Instruction:
Scan the data below for the string "screenshot". Copy every line where it appears.

A run of records
■ ■ ■ ■
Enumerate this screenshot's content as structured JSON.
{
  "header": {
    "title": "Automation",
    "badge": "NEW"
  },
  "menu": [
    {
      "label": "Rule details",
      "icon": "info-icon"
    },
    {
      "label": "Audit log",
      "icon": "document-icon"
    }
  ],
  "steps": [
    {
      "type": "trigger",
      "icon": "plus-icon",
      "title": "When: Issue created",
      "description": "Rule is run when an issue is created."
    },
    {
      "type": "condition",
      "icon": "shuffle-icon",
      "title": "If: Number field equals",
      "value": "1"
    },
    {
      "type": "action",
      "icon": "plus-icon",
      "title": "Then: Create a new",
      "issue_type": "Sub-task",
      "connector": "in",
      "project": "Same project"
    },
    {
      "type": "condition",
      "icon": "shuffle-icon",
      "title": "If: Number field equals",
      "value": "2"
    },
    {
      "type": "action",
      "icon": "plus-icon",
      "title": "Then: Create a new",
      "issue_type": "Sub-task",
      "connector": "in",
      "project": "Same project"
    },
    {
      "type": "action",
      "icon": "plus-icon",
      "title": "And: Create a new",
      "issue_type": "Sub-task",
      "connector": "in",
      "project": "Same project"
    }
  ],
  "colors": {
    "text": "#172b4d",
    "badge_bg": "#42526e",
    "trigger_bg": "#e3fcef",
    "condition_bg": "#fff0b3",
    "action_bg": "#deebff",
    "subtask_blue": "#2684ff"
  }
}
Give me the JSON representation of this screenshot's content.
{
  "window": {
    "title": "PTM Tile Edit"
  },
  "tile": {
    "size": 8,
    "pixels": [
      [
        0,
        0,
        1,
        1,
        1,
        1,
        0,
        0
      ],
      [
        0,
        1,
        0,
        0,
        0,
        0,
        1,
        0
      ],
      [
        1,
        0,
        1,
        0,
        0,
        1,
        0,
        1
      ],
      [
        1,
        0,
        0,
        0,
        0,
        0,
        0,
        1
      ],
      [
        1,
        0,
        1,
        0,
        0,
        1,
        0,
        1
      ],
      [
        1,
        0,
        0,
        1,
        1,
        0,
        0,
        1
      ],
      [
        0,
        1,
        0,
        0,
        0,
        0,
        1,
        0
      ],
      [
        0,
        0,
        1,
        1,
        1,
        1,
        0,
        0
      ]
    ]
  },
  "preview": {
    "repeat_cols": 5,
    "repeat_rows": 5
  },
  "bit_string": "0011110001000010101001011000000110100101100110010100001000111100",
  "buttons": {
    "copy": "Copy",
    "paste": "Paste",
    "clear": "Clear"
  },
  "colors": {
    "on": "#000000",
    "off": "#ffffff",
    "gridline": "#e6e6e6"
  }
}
■ ■ ■ ■
Full output:
Enumerate this screenshot's content as structured JSON.
Give me the JSON representation of this screenshot's content.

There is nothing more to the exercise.